*Dataset items*.
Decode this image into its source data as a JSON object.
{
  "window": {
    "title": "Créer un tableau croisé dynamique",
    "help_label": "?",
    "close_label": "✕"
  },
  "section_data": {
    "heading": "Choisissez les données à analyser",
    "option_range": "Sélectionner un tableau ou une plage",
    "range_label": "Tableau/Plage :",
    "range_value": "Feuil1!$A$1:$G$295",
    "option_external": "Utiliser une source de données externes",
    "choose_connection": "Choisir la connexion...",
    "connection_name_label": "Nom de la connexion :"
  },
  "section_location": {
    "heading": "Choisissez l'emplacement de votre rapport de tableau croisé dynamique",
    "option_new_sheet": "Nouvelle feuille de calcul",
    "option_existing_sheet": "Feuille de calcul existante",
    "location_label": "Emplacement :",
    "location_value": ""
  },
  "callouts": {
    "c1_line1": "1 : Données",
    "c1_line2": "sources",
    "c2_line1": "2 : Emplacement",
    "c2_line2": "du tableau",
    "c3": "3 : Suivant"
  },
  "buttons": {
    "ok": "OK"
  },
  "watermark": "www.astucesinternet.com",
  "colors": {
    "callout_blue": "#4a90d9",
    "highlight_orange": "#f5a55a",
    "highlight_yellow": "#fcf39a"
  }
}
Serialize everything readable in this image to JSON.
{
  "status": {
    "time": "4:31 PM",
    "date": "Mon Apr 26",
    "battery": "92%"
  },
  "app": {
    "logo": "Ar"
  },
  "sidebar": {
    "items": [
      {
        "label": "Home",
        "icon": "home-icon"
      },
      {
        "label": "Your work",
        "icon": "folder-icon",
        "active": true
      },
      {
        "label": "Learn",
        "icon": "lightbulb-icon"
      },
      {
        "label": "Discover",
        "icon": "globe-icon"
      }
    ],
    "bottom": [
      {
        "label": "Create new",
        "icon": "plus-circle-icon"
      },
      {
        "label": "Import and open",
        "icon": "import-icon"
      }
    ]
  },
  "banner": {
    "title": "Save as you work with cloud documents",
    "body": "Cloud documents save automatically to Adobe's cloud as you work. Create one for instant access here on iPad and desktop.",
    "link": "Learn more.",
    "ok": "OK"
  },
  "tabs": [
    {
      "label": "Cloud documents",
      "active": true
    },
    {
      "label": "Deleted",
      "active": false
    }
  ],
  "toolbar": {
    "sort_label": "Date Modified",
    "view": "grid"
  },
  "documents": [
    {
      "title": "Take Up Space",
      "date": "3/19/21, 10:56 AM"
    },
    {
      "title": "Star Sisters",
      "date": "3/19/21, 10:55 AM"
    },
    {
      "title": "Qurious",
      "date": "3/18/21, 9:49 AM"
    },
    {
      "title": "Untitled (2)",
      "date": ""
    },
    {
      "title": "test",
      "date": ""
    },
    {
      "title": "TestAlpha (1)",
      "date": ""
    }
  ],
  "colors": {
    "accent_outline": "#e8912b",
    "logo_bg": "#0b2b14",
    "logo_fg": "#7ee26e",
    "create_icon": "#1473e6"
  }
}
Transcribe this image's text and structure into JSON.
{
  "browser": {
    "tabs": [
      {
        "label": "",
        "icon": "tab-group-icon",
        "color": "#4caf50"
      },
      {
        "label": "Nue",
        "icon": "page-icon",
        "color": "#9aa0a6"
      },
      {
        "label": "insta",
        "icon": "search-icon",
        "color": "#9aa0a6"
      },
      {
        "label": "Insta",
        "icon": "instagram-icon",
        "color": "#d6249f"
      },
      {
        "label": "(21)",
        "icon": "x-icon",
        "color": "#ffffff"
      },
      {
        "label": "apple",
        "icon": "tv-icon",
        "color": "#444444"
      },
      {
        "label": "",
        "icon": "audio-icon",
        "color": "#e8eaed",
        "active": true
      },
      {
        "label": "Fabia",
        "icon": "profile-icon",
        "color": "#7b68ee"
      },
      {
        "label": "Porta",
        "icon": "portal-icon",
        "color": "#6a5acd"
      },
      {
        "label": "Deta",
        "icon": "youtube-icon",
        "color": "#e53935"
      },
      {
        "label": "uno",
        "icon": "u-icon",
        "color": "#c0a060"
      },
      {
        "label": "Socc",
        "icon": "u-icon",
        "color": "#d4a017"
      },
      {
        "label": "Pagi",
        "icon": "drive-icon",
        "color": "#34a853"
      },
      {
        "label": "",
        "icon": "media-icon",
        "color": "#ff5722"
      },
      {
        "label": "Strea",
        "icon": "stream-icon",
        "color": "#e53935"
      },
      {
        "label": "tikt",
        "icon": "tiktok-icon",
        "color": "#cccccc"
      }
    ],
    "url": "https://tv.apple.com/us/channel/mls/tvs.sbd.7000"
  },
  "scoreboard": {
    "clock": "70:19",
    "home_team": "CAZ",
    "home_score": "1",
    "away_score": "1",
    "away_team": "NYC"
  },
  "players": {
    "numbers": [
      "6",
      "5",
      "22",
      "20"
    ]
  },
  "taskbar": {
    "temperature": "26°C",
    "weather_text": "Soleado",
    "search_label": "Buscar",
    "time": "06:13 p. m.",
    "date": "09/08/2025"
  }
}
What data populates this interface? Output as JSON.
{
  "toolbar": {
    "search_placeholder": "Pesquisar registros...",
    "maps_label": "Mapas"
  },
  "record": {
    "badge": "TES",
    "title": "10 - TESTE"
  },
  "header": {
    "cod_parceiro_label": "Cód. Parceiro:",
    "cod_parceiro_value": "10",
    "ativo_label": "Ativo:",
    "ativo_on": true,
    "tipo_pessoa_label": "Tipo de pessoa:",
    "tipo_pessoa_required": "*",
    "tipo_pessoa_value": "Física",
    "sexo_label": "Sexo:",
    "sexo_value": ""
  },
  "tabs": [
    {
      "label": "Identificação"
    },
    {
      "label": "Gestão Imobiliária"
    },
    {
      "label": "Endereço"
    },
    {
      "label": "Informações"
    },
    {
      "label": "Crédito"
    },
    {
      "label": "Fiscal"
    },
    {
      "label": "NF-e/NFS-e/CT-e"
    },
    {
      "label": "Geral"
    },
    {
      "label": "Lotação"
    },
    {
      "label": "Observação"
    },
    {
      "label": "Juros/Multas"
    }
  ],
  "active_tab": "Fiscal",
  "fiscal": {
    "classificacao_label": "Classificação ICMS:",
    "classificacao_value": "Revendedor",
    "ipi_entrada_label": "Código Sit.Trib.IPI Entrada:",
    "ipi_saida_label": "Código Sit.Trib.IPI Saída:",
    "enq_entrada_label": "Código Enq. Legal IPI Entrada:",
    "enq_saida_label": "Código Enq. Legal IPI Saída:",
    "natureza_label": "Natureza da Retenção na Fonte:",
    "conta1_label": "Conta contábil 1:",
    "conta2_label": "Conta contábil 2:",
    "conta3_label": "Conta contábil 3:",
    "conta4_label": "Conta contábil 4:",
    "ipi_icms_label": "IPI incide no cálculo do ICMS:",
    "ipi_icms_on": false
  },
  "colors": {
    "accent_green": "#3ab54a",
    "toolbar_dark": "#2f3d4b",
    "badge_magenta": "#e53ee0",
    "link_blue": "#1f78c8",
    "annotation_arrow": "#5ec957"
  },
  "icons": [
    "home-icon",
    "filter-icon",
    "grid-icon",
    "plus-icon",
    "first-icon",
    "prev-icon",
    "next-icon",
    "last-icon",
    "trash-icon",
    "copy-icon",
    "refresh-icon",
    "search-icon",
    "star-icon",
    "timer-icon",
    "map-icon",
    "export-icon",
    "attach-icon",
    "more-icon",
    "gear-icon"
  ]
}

*WHAT IS EXPECTED*. Output an exact copy of each record.

*THE RESULT*.
Decode this image into its source data as a JSON object.
{
  "window": {
    "title": "Créer un tableau croisé dynamique",
    "help_label": "?",
    "close_label": "✕"
  },
  "section_data": {
    "heading": "Choisissez les données à analyser",
    "option_range": "Sélectionner un tableau ou une plage",
    "range_label": "Tableau/Plage :",
    "range_value": "Feuil1!$A$1:$G$295",
    "option_external": "Utiliser une source de données externes",
    "choose_connection": "Choisir la connexion...",
    "connection_name_label": "Nom de la connexion :"
  },
  "section_location": {
    "heading": "Choisissez l'emplacement de votre rapport de tableau croisé dynamique",
    "option_new_sheet": "Nouvelle feuille de calcul",
    "option_existing_sheet": "Feuille de calcul existante",
    "location_label": "Emplacement :",
    "location_value": ""
  },
  "callouts": {
    "c1_line1": "1 : Données",
    "c1_line2": "sources",
    "c2_line1": "2 : Emplacement",
    "c2_line2": "du tableau",
    "c3": "3 : Suivant"
  },
  "buttons": {
    "ok": "OK"
  },
  "watermark": "www.astucesinternet.com",
  "colors": {
    "callout_blue": "#4a90d9",
    "highlight_orange": "#f5a55a",
    "highlight_yellow": "#fcf39a"
  }
}
Serialize everything readable in this image to JSON.
{
  "status": {
    "time": "4:31 PM",
    "date": "Mon Apr 26",
    "battery": "92%"
  },
  "app": {
    "logo": "Ar"
  },
  "sidebar": {
    "items": [
      {
        "label": "Home",
        "icon": "home-icon"
      },
      {
        "label": "Your work",
        "icon": "folder-icon",
        "active": true
      },
      {
        "label": "Learn",
        "icon": "lightbulb-icon"
      },
      {
        "label": "Discover",
        "icon": "globe-icon"
      }
    ],
    "bottom": [
      {
        "label": "Create new",
        "icon": "plus-circle-icon"
      },
      {
        "label": "Import and open",
        "icon": "import-icon"
      }
    ]
  },
  "banner": {
    "title": "Save as you work with cloud documents",
    "body": "Cloud documents save automatically to Adobe's cloud as you work. Create one for instant access here on iPad and desktop.",
    "link": "Learn more.",
    "ok": "OK"
  },
  "tabs": [
    {
      "label": "Cloud documents",
      "active": true
    },
    {
      "label": "Deleted",
      "active": false
    }
  ],
  "toolbar": {
    "sort_label": "Date Modified",
    "view": "grid"
  },
  "documents": [
    {
      "title": "Take Up Space",
      "date": "3/19/21, 10:56 AM"
    },
    {
      "title": "Star Sisters",
      "date": "3/19/21, 10:55 AM"
    },
    {
      "title": "Qurious",
      "date": "3/18/21, 9:49 AM"
    },
    {
      "title": "Untitled (2)",
      "date": ""
    },
    {
      "title": "test",
      "date": ""
    },
    {
      "title": "TestAlpha (1)",
      "date": ""
    }
  ],
  "colors": {
    "accent_outline": "#e8912b",
    "logo_bg": "#0b2b14",
    "logo_fg": "#7ee26e",
    "create_icon": "#1473e6"
  }
}
Transcribe this image's text and structure into JSON.
{
  "browser": {
    "tabs": [
      {
        "label": "",
        "icon": "tab-group-icon",
        "color": "#4caf50"
      },
      {
        "label": "Nue",
        "icon": "page-icon",
        "color": "#9aa0a6"
      },
      {
        "label": "insta",
        "icon": "search-icon",
        "color": "#9aa0a6"
      },
      {
        "label": "Insta",
        "icon": "instagram-icon",
        "color": "#d6249f"
      },
      {
        "label": "(21)",
        "icon": "x-icon",
        "color": "#ffffff"
      },
      {
        "label": "apple",
        "icon": "tv-icon",
        "color": "#444444"
      },
      {
        "label": "",
        "icon": "audio-icon",
        "color": "#e8eaed",
        "active": true
      },
      {
        "label": "Fabia",
        "icon": "profile-icon",
        "color": "#7b68ee"
      },
      {
        "label": "Porta",
        "icon": "portal-icon",
        "color": "#6a5acd"
      },
      {
        "label": "Deta",
        "icon": "youtube-icon",
        "color": "#e53935"
      },
      {
        "label": "uno",
        "icon": "u-icon",
        "color": "#c0a060"
      },
      {
        "label": "Socc",
        "icon": "u-icon",
        "color": "#d4a017"
      },
      {
        "label": "Pagi",
        "icon": "drive-icon",
        "color": "#34a853"
      },
      {
        "label": "",
        "icon": "media-icon",
        "color": "#ff5722"
      },
      {
        "label": "Strea",
        "icon": "stream-icon",
        "color": "#e53935"
      },
      {
        "label": "tikt",
        "icon": "tiktok-icon",
        "color": "#cccccc"
      }
    ],
    "url": "https://tv.apple.com/us/channel/mls/tvs.sbd.7000"
  },
  "scoreboard": {
    "clock": "70:19",
    "home_team": "CAZ",
    "home_score": "1",
    "away_score": "1",
    "away_team": "NYC"
  },
  "players": {
    "numbers": [
      "6",
      "5",
      "22",
      "20"
    ]
  },
  "taskbar": {
    "temperature": "26°C",
    "weather_text": "Soleado",
    "search_label": "Buscar",
    "time": "06:13 p. m.",
    "date": "09/08/2025"
  }
}
What data populates this interface? Output as JSON.
{
  "toolbar": {
    "search_placeholder": "Pesquisar registros...",
    "maps_label": "Mapas"
  },
  "record": {
    "badge": "TES",
    "title": "10 - TESTE"
  },
  "header": {
    "cod_parceiro_label": "Cód. Parceiro:",
    "cod_parceiro_value": "10",
    "ativo_label": "Ativo:",
    "ativo_on": true,
    "tipo_pessoa_label": "Tipo de pessoa:",
    "tipo_pessoa_required": "*",
    "tipo_pessoa_value": "Física",
    "sexo_label": "Sexo:",
    "sexo_value": ""
  },
  "tabs": [
    {
      "label": "Identificação"
    },
    {
      "label": "Gestão Imobiliária"
    },
    {
      "label": "Endereço"
    },
    {
      "label": "Informações"
    },
    {
      "label": "Crédito"
    },
    {
      "label": "Fiscal"
    },
    {
      "label": "NF-e/NFS-e/CT-e"
    },
    {
      "label": "Geral"
    },
    {
      "label": "Lotação"
    },
    {
      "label": "Observação"
    },
    {
      "label": "Juros/Multas"
    }
  ],
  "active_tab": "Fiscal",
  "fiscal": {
    "classificacao_label": "Classificação ICMS:",
    "classificacao_value": "Revendedor",
    "ipi_entrada_label": "Código Sit.Trib.IPI Entrada:",
    "ipi_saida_label": "Código Sit.Trib.IPI Saída:",
    "enq_entrada_label": "Código Enq. Legal IPI Entrada:",
    "enq_saida_label": "Código Enq. Legal IPI Saída:",
    "natureza_label": "Natureza da Retenção na Fonte:",
    "conta1_label": "Conta contábil 1:",
    "conta2_label": "Conta contábil 2:",
    "conta3_label": "Conta contábil 3:",
    "conta4_label": "Conta contábil 4:",
    "ipi_icms_label": "IPI incide no cálculo do ICMS:",
    "ipi_icms_on": false
  },
  "colors": {
    "accent_green": "#3ab54a",
    "toolbar_dark": "#2f3d4b",
    "badge_magenta": "#e53ee0",
    "link_blue": "#1f78c8",
    "annotation_arrow": "#5ec957"
  },
  "icons": [
    "home-icon",
    "filter-icon",
    "grid-icon",
    "plus-icon",
    "first-icon",
    "prev-icon",
    "next-icon",
    "last-icon",
    "trash-icon",
    "copy-icon",
    "refresh-icon",
    "search-icon",
    "star-icon",
    "timer-icon",
    "map-icon",
    "export-icon",
    "attach-icon",
    "more-icon",
    "gear-icon"
  ]
}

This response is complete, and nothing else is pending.